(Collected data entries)
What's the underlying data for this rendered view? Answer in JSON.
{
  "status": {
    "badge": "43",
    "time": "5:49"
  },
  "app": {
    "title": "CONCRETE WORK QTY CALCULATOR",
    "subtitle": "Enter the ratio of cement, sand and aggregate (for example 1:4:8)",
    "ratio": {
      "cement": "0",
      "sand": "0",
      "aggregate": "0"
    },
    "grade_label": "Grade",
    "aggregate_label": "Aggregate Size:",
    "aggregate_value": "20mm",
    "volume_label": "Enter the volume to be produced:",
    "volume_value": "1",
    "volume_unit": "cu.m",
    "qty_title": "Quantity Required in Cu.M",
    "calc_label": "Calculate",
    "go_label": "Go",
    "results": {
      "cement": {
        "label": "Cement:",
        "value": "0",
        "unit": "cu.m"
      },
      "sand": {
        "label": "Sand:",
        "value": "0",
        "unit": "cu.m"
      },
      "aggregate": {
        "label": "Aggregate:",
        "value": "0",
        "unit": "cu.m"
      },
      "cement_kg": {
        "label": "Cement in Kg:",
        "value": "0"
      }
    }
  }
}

*Task brief*
Identify the lines that hold the word "ratio". Copy every one of them.

*Task response*
    "subtitle": "Enter the ratio of cement, sand and aggregate (for example 1:4:8)",
    "ratio": {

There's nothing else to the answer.